(Requirements) Will you transcribe the entries that follow, exactly and in full?
* begin Information provided *
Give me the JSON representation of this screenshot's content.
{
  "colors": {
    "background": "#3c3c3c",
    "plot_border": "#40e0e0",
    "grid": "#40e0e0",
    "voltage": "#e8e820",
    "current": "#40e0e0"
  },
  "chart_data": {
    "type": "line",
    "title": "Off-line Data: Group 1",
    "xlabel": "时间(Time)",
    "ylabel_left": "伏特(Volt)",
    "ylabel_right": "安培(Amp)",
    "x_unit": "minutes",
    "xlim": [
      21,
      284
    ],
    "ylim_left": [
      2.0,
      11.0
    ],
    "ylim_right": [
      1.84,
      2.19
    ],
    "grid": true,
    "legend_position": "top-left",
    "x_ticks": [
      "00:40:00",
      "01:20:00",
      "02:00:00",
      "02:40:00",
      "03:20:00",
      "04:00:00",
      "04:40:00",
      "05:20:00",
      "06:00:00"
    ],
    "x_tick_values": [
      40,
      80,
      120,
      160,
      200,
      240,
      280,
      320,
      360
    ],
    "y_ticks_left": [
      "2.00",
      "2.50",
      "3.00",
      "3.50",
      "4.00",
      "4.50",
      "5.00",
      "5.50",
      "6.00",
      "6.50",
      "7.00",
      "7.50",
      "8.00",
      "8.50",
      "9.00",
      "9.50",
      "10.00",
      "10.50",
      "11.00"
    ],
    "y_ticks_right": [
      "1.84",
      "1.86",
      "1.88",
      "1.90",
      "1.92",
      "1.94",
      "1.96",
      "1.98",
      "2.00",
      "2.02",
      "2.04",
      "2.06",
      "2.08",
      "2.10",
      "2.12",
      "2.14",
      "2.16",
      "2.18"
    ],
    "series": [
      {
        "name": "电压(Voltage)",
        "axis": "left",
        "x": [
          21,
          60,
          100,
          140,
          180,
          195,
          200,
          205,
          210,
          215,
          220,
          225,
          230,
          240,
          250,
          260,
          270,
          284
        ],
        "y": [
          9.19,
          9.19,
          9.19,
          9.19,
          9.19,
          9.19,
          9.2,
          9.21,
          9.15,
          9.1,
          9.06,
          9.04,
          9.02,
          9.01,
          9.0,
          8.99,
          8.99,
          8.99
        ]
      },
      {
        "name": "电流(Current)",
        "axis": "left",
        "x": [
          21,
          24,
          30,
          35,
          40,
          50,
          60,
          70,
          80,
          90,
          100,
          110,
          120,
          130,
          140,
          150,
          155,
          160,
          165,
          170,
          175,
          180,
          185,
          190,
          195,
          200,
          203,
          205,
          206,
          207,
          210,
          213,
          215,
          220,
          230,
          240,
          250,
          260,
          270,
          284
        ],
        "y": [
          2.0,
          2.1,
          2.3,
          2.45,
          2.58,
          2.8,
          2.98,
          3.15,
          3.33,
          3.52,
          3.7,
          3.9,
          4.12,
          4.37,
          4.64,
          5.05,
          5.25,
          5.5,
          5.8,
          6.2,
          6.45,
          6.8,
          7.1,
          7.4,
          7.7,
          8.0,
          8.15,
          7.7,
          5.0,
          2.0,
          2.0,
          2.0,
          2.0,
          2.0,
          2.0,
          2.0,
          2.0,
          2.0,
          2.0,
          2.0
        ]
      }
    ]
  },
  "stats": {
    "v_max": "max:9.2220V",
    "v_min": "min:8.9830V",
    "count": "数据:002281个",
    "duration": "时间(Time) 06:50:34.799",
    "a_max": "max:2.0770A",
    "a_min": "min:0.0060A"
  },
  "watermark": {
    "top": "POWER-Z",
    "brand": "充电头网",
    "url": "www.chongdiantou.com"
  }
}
* end Information provided *
(Exercise output)
Give me the JSON representation of this screenshot's content.
{
  "colors": {
    "background": "#3c3c3c",
    "plot_border": "#40e0e0",
    "grid": "#40e0e0",
    "voltage": "#e8e820",
    "current": "#40e0e0"
  },
  "chart_data": {
    "type": "line",
    "title": "Off-line Data: Group 1",
    "xlabel": "时间(Time)",
    "ylabel_left": "伏特(Volt)",
    "ylabel_right": "安培(Amp)",
    "x_unit": "minutes",
    "xlim": [
      21,
      284
    ],
    "ylim_left": [
      2.0,
      11.0
    ],
    "ylim_right": [
      1.84,
      2.19
    ],
    "grid": true,
    "legend_position": "top-left",
    "x_ticks": [
      "00:40:00",
      "01:20:00",
      "02:00:00",
      "02:40:00",
      "03:20:00",
      "04:00:00",
      "04:40:00",
      "05:20:00",
      "06:00:00"
    ],
    "x_tick_values": [
      40,
      80,
      120,
      160,
      200,
      240,
      280,
      320,
      360
    ],
    "y_ticks_left": [
      "2.00",
      "2.50",
      "3.00",
      "3.50",
      "4.00",
      "4.50",
      "5.00",
      "5.50",
      "6.00",
      "6.50",
      "7.00",
      "7.50",
      "8.00",
      "8.50",
      "9.00",
      "9.50",
      "10.00",
      "10.50",
      "11.00"
    ],
    "y_ticks_right": [
      "1.84",
      "1.86",
      "1.88",
      "1.90",
      "1.92",
      "1.94",
      "1.96",
      "1.98",
      "2.00",
      "2.02",
      "2.04",
      "2.06",
      "2.08",
      "2.10",
      "2.12",
      "2.14",
      "2.16",
      "2.18"
    ],
    "series": [
      {
        "name": "电压(Voltage)",
        "axis": "left",
        "x": [
          21,
          60,
          100,
          140,
          180,
          195,
          200,
          205,
          210,
          215,
          220,
          225,
          230,
          240,
          250,
          260,
          270,
          284
        ],
        "y": [
          9.19,
          9.19,
          9.19,
          9.19,
          9.19,
          9.19,
          9.2,
          9.21,
          9.15,
          9.1,
          9.06,
          9.04,
          9.02,
          9.01,
          9.0,
          8.99,
          8.99,
          8.99
        ]
      },
      {
        "name": "电流(Current)",
        "axis": "left",
        "x": [
          21,
          24,
          30,
          35,
          40,
          50,
          60,
          70,
          80,
          90,
          100,
          110,
          120,
          130,
          140,
          150,
          155,
          160,
          165,
          170,
          175,
          180,
          185,
          190,
          195,
          200,
          203,
          205,
          206,
          207,
          210,
          213,
          215,
          220,
          230,
          240,
          250,
          260,
          270,
          284
        ],
        "y": [
          2.0,
          2.1,
          2.3,
          2.45,
          2.58,
          2.8,
          2.98,
          3.15,
          3.33,
          3.52,
          3.7,
          3.9,
          4.12,
          4.37,
          4.64,
          5.05,
          5.25,
          5.5,
          5.8,
          6.2,
          6.45,
          6.8,
          7.1,
          7.4,
          7.7,
          8.0,
          8.15,
          7.7,
          5.0,
          2.0,
          2.0,
          2.0,
          2.0,
          2.0,
          2.0,
          2.0,
          2.0,
          2.0,
          2.0,
          2.0
        ]
      }
    ]
  },
  "stats": {
    "v_max": "max:9.2220V",
    "v_min": "min:8.9830V",
    "count": "数据:002281个",
    "duration": "时间(Time) 06:50:34.799",
    "a_max": "max:2.0770A",
    "a_min": "min:0.0060A"
  },
  "watermark": {
    "top": "POWER-Z",
    "brand": "充电头网",
    "url": "www.chongdiantou.com"
  }
}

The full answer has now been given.